What is expected: Work out how many lines of the material below mention the word "Insurance"; reply with the number only.

Data records:
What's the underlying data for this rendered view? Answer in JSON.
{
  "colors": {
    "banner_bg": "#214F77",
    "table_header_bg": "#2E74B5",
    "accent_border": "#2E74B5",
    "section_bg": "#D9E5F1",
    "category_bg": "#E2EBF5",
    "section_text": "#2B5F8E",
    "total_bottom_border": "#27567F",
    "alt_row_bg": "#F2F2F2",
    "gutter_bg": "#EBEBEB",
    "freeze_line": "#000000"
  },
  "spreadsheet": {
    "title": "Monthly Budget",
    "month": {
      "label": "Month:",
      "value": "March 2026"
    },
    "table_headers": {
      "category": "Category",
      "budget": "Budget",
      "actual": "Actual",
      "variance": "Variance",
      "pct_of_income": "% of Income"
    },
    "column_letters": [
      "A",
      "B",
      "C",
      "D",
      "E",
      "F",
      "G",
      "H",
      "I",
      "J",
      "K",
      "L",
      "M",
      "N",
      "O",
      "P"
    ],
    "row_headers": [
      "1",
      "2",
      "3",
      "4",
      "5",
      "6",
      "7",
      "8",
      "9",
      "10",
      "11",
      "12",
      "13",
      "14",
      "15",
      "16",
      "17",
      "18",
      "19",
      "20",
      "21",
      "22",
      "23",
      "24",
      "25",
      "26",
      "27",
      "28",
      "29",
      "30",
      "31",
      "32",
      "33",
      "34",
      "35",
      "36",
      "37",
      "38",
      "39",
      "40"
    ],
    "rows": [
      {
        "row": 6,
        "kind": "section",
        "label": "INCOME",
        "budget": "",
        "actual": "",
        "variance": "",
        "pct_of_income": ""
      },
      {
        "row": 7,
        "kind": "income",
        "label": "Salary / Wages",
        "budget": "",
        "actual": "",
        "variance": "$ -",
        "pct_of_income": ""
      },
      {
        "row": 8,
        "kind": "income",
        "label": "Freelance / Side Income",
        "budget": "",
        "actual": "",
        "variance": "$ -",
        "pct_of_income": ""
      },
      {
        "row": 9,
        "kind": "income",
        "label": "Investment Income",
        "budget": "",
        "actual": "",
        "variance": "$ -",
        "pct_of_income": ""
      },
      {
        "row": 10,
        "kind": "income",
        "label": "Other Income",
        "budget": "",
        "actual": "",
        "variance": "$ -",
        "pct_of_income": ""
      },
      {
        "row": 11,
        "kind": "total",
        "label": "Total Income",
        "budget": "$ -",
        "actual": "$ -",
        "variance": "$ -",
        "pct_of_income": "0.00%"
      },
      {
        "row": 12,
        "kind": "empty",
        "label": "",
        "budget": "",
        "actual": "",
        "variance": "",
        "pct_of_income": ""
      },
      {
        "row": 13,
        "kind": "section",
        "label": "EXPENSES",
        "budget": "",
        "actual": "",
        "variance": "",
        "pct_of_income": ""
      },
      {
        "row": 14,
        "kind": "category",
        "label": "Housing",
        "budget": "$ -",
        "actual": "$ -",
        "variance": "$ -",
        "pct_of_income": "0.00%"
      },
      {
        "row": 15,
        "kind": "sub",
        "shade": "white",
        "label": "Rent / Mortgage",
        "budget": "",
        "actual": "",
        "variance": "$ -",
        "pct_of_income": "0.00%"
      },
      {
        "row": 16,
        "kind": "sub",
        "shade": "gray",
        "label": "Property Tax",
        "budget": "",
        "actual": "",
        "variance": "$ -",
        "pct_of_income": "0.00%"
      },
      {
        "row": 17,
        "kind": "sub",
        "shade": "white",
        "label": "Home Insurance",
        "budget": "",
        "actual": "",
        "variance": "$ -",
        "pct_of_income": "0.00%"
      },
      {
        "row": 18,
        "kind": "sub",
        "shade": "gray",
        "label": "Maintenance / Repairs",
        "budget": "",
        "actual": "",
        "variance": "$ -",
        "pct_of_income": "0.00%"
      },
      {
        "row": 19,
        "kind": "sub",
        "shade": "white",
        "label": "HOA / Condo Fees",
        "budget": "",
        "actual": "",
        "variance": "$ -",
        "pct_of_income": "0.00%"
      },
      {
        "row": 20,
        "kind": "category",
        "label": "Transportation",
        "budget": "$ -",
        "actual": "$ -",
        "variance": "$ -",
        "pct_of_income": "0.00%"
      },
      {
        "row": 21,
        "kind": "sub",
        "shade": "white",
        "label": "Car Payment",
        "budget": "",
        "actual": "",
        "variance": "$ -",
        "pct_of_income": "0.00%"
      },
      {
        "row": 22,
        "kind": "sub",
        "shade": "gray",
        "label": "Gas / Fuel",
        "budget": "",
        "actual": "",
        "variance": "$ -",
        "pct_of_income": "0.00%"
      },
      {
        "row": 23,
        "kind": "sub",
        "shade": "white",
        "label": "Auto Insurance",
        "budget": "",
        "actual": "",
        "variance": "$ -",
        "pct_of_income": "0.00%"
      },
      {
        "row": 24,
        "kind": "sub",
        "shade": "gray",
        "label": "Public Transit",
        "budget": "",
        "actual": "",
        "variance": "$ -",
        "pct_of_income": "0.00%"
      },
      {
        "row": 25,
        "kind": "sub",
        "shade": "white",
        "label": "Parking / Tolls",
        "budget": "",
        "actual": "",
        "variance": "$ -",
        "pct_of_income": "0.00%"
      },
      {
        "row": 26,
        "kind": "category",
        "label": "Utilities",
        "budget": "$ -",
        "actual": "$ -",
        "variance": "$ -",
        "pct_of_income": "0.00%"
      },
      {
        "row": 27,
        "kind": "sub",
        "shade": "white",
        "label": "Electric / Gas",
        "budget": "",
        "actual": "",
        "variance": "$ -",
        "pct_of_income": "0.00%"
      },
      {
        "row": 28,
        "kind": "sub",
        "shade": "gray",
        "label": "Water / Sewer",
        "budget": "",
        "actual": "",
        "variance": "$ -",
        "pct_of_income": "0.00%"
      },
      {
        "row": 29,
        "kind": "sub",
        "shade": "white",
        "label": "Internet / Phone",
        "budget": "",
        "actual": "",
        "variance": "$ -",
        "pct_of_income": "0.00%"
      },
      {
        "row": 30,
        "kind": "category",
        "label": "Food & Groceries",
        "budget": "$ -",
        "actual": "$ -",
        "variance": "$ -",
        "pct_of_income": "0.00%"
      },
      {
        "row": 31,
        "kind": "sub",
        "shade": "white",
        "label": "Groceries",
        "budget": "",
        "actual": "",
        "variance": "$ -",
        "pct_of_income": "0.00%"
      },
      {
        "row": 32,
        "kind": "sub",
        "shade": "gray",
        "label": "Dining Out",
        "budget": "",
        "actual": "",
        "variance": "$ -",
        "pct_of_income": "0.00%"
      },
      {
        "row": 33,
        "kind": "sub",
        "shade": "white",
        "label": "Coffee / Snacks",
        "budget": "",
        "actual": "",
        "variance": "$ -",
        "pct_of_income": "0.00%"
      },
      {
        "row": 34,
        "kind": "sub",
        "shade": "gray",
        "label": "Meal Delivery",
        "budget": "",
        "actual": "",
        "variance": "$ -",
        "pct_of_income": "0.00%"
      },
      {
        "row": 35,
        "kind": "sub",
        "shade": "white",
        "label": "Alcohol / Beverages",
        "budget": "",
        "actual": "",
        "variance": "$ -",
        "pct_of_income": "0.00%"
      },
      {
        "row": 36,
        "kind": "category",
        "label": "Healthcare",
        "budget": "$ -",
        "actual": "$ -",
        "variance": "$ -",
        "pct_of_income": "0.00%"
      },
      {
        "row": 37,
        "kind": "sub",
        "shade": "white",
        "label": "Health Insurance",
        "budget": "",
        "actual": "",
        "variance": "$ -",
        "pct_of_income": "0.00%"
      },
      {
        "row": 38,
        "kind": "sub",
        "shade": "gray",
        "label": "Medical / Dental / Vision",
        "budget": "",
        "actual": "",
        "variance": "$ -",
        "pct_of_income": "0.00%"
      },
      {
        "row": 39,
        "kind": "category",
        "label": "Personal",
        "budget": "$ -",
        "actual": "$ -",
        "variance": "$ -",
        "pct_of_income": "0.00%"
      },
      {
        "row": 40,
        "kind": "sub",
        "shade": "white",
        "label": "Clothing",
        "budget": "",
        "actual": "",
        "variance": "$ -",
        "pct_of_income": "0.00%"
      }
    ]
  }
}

Answer: 3